Material provided start

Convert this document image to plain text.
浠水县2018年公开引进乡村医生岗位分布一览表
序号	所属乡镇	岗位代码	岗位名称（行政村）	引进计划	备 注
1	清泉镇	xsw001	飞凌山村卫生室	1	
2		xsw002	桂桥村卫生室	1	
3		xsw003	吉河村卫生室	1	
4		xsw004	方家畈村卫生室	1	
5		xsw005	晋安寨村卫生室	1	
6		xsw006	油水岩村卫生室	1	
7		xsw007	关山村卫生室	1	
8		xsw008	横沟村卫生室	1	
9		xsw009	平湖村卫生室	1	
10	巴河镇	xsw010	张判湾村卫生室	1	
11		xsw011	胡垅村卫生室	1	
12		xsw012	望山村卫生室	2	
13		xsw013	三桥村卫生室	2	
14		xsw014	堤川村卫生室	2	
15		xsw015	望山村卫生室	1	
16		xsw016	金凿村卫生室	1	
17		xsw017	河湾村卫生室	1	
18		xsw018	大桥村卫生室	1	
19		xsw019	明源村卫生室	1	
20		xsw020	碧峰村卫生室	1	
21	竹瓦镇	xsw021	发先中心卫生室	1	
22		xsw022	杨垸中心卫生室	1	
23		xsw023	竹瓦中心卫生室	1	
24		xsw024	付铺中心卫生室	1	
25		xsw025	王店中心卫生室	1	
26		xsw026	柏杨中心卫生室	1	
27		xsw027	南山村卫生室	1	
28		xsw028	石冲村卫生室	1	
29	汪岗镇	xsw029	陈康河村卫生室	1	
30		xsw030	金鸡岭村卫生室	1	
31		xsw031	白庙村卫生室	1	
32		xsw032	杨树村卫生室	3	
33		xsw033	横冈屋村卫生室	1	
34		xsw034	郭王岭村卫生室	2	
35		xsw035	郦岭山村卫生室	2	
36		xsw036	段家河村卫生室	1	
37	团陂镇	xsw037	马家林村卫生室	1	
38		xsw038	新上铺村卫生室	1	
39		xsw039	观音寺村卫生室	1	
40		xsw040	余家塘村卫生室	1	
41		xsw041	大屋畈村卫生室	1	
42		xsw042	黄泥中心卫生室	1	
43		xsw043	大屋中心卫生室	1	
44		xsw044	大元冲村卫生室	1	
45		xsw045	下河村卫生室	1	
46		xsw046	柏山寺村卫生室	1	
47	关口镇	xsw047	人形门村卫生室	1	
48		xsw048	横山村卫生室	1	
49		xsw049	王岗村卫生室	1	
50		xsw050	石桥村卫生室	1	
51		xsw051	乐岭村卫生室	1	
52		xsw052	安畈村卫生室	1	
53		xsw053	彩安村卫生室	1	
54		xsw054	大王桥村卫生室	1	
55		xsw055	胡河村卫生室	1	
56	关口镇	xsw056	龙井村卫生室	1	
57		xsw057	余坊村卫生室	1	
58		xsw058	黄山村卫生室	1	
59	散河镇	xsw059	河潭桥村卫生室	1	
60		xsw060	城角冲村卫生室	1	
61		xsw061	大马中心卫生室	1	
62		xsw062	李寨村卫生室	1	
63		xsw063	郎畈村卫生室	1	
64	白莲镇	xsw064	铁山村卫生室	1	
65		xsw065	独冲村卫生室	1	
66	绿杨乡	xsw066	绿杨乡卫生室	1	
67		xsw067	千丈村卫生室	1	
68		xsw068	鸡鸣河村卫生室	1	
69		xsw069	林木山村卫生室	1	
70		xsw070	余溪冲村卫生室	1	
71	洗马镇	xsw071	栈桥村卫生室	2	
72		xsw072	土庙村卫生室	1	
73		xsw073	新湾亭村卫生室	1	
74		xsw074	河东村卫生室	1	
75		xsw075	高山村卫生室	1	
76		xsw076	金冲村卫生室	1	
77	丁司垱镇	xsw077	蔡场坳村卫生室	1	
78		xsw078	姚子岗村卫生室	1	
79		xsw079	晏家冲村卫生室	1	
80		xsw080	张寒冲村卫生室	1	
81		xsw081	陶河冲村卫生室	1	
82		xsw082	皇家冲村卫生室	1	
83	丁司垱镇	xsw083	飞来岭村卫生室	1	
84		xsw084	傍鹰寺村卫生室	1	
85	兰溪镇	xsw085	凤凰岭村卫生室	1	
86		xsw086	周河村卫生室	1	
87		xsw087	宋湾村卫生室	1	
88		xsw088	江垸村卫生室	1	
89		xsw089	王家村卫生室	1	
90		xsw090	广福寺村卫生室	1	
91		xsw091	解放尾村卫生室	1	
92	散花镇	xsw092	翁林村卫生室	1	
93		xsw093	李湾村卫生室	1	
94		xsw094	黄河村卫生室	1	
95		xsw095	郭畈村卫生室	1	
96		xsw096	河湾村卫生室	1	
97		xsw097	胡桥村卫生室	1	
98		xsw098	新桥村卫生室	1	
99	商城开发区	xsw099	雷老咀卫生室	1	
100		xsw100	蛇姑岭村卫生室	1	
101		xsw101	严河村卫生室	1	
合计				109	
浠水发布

Material provided end

What you need to do:
Look through the data and gather every line with the string "望山村卫生室" in it.

Written reply:
12		xsw012	望山村卫生室	2	
15		xsw015	望山村卫生室	1	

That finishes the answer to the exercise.